- **Exercise directions**: Extract each line of the material that follows exactly and omit its pictures.

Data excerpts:
►
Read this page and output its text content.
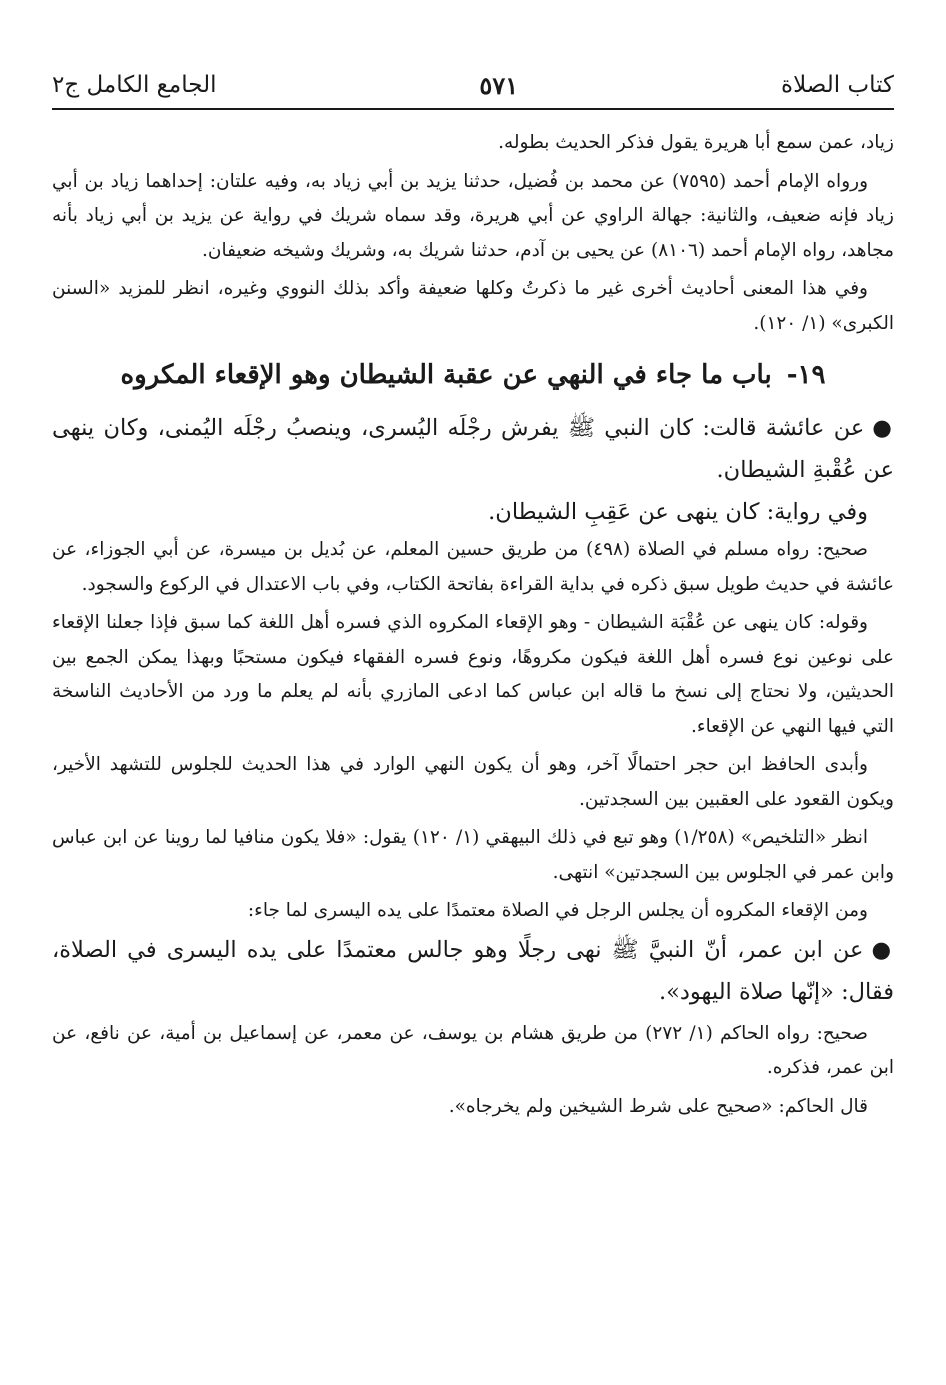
كتاب الصلاة
٥٧١
الجامع الكامل ج٢

زياد، عمن سمع أبا هريرة يقول فذكر الحديث بطوله.

ورواه الإمام أحمد (٧٥٩٥) عن محمد بن فُضيل، حدثنا يزيد بن أبي زياد به، وفيه علتان: إحداهما زياد بن أبي زياد فإنه ضعيف، والثانية: جهالة الراوي عن أبي هريرة، وقد سماه شريك في رواية عن يزيد بن أبي زياد بأنه مجاهد، رواه الإمام أحمد (٨١٠٦) عن يحيى بن آدم، حدثنا شريك به، وشريك وشيخه ضعيفان.

وفي هذا المعنى أحاديث أخرى غير ما ذكرتُ وكلها ضعيفة وأكد بذلك النووي وغيره، انظر للمزيد «السنن الكبرى» (١/ ١٢٠).

١٩- باب ما جاء في النهي عن عقبة الشيطان وهو الإقعاء المكروه

●عن عائشة قالت: كان النبي ﷺ يفرش رجْلَه اليُسرى، وينصبُ رجْلَه اليُمنى، وكان ينهى عن عُقْبةِ الشيطان.

وفي رواية: كان ينهى عن عَقِبِ الشيطان.

صحيح: رواه مسلم في الصلاة (٤٩٨) من طريق حسين المعلم، عن بُديل بن ميسرة، عن أبي الجوزاء، عن عائشة في حديث طويل سبق ذكره في بداية القراءة بفاتحة الكتاب، وفي باب الاعتدال في الركوع والسجود.

وقوله: كان ينهى عن عُقْبَة الشيطان - وهو الإقعاء المكروه الذي فسره أهل اللغة كما سبق فإذا جعلنا الإقعاء على نوعين نوع فسره أهل اللغة فيكون مكروهًا، ونوع فسره الفقهاء فيكون مستحبًا وبهذا يمكن الجمع بين الحديثين، ولا نحتاج إلى نسخ ما قاله ابن عباس كما ادعى المازري بأنه لم يعلم ما ورد من الأحاديث الناسخة التي فيها النهي عن الإقعاء.

وأبدى الحافظ ابن حجر احتمالًا آخر، وهو أن يكون النهي الوارد في هذا الحديث للجلوس للتشهد الأخير، ويكون القعود على العقبين بين السجدتين.

انظر «التلخيص» (١/٢٥٨) وهو تبع في ذلك البيهقي (١/ ١٢٠) يقول: «فلا يكون منافيا لما روينا عن ابن عباس وابن عمر في الجلوس بين السجدتين» انتهى.

ومن الإقعاء المكروه أن يجلس الرجل في الصلاة معتمدًا على يده اليسرى لما جاء:

●عن ابن عمر، أنّ النبيَّ ﷺ نهى رجلًا وهو جالس معتمدًا على يده اليسرى في الصلاة، فقال: «إنّها صلاة اليهود».

صحيح: رواه الحاكم (١/ ٢٧٢) من طريق هشام بن يوسف، عن معمر، عن إسماعيل بن أمية، عن نافع، عن ابن عمر، فذكره.

قال الحاكم: «صحيح على شرط الشيخين ولم يخرجاه».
◄
- **Final answer**:
Read this page and output its text content.
كتاب الصلاة
٥٧١
الجامع الكامل ج٢

زياد، عمن سمع أبا هريرة يقول فذكر الحديث بطوله.

ورواه الإمام أحمد (٧٥٩٥) عن محمد بن فُضيل، حدثنا يزيد بن أبي زياد به، وفيه علتان: إحداهما زياد بن أبي زياد فإنه ضعيف، والثانية: جهالة الراوي عن أبي هريرة، وقد سماه شريك في رواية عن يزيد بن أبي زياد بأنه مجاهد، رواه الإمام أحمد (٨١٠٦) عن يحيى بن آدم، حدثنا شريك به، وشريك وشيخه ضعيفان.

وفي هذا المعنى أحاديث أخرى غير ما ذكرتُ وكلها ضعيفة وأكد بذلك النووي وغيره، انظر للمزيد «السنن الكبرى» (١/ ١٢٠).

١٩- باب ما جاء في النهي عن عقبة الشيطان وهو الإقعاء المكروه

●عن عائشة قالت: كان النبي ﷺ يفرش رجْلَه اليُسرى، وينصبُ رجْلَه اليُمنى، وكان ينهى عن عُقْبةِ الشيطان.

وفي رواية: كان ينهى عن عَقِبِ الشيطان.

صحيح: رواه مسلم في الصلاة (٤٩٨) من طريق حسين المعلم، عن بُديل بن ميسرة، عن أبي الجوزاء، عن عائشة في حديث طويل سبق ذكره في بداية القراءة بفاتحة الكتاب، وفي باب الاعتدال في الركوع والسجود.

وقوله: كان ينهى عن عُقْبَة الشيطان - وهو الإقعاء المكروه الذي فسره أهل اللغة كما سبق فإذا جعلنا الإقعاء على نوعين نوع فسره أهل اللغة فيكون مكروهًا، ونوع فسره الفقهاء فيكون مستحبًا وبهذا يمكن الجمع بين الحديثين، ولا نحتاج إلى نسخ ما قاله ابن عباس كما ادعى المازري بأنه لم يعلم ما ورد من الأحاديث الناسخة التي فيها النهي عن الإقعاء.

وأبدى الحافظ ابن حجر احتمالًا آخر، وهو أن يكون النهي الوارد في هذا الحديث للجلوس للتشهد الأخير، ويكون القعود على العقبين بين السجدتين.

انظر «التلخيص» (١/٢٥٨) وهو تبع في ذلك البيهقي (١/ ١٢٠) يقول: «فلا يكون منافيا لما روينا عن ابن عباس وابن عمر في الجلوس بين السجدتين» انتهى.

ومن الإقعاء المكروه أن يجلس الرجل في الصلاة معتمدًا على يده اليسرى لما جاء:

●عن ابن عمر، أنّ النبيَّ ﷺ نهى رجلًا وهو جالس معتمدًا على يده اليسرى في الصلاة، فقال: «إنّها صلاة اليهود».

صحيح: رواه الحاكم (١/ ٢٧٢) من طريق هشام بن يوسف، عن معمر، عن إسماعيل بن أمية، عن نافع، عن ابن عمر، فذكره.

قال الحاكم: «صحيح على شرط الشيخين ولم يخرجاه».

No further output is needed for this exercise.